--- START ---

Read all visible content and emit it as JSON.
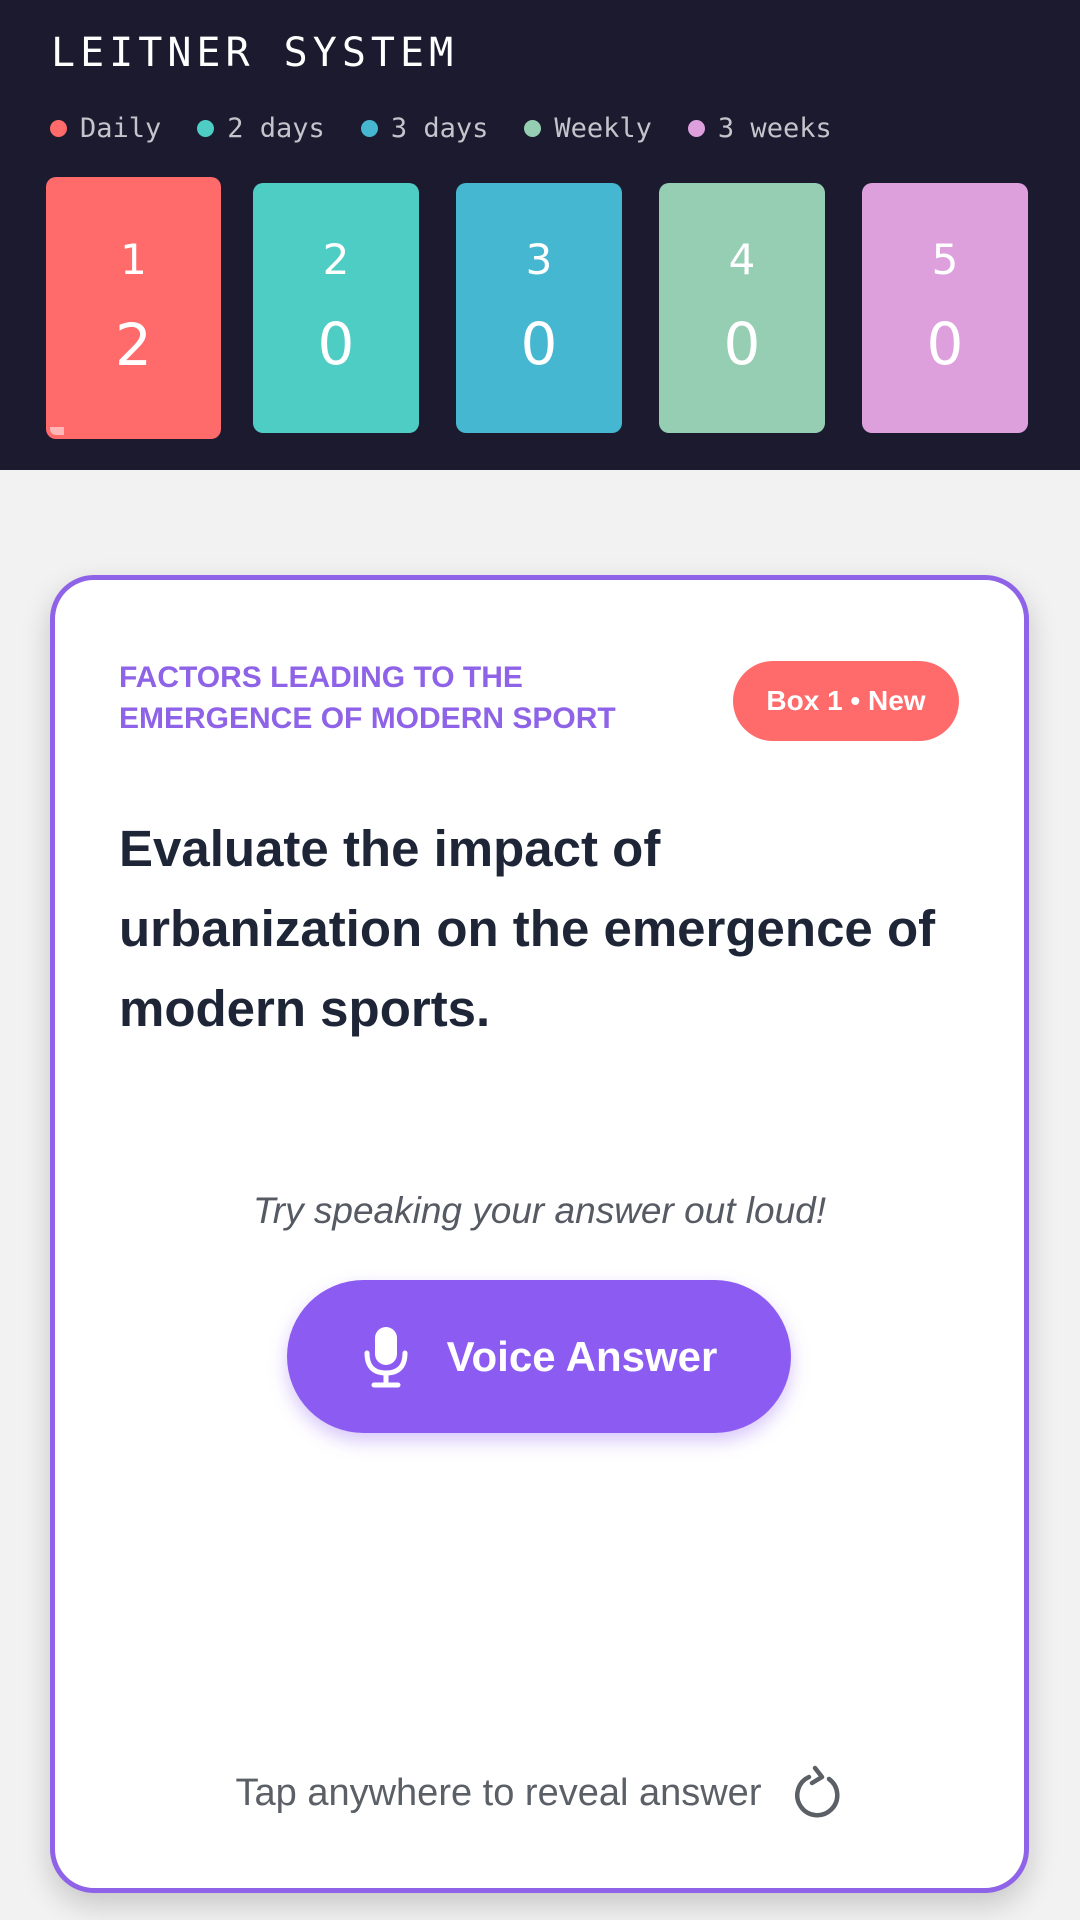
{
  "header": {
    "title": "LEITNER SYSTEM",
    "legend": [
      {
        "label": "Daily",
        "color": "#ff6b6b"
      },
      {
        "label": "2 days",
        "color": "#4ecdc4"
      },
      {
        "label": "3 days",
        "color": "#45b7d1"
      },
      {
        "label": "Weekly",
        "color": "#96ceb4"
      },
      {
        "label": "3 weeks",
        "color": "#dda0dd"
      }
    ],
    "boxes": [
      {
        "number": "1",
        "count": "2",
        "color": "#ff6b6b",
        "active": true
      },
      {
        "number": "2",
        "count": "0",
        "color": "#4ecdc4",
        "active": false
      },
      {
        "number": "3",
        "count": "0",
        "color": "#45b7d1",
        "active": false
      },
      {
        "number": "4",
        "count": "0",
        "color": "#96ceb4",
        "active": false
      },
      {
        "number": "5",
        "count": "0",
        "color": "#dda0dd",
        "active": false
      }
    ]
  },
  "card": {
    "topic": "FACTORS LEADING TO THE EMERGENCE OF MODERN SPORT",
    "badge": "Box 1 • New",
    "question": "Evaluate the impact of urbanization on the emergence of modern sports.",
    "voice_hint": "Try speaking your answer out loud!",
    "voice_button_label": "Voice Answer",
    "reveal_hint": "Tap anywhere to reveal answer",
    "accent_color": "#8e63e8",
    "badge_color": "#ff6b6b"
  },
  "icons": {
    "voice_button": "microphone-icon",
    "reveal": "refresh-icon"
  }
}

--- END ---

Exercise description:
Copy the listing in full and without alteration, omitting every picture.

Output of the exercise:
Read all visible content and emit it as JSON.
{
  "header": {
    "title": "LEITNER SYSTEM",
    "legend": [
      {
        "label": "Daily",
        "color": "#ff6b6b"
      },
      {
        "label": "2 days",
        "color": "#4ecdc4"
      },
      {
        "label": "3 days",
        "color": "#45b7d1"
      },
      {
        "label": "Weekly",
        "color": "#96ceb4"
      },
      {
        "label": "3 weeks",
        "color": "#dda0dd"
      }
    ],
    "boxes": [
      {
        "number": "1",
        "count": "2",
        "color": "#ff6b6b",
        "active": true
      },
      {
        "number": "2",
        "count": "0",
        "color": "#4ecdc4",
        "active": false
      },
      {
        "number": "3",
        "count": "0",
        "color": "#45b7d1",
        "active": false
      },
      {
        "number": "4",
        "count": "0",
        "color": "#96ceb4",
        "active": false
      },
      {
        "number": "5",
        "count": "0",
        "color": "#dda0dd",
        "active": false
      }
    ]
  },
  "card": {
    "topic": "FACTORS LEADING TO THE EMERGENCE OF MODERN SPORT",
    "badge": "Box 1 • New",
    "question": "Evaluate the impact of urbanization on the emergence of modern sports.",
    "voice_hint": "Try speaking your answer out loud!",
    "voice_button_label": "Voice Answer",
    "reveal_hint": "Tap anywhere to reveal answer",
    "accent_color": "#8e63e8",
    "badge_color": "#ff6b6b"
  },
  "icons": {
    "voice_button": "microphone-icon",
    "reveal": "refresh-icon"
  }
}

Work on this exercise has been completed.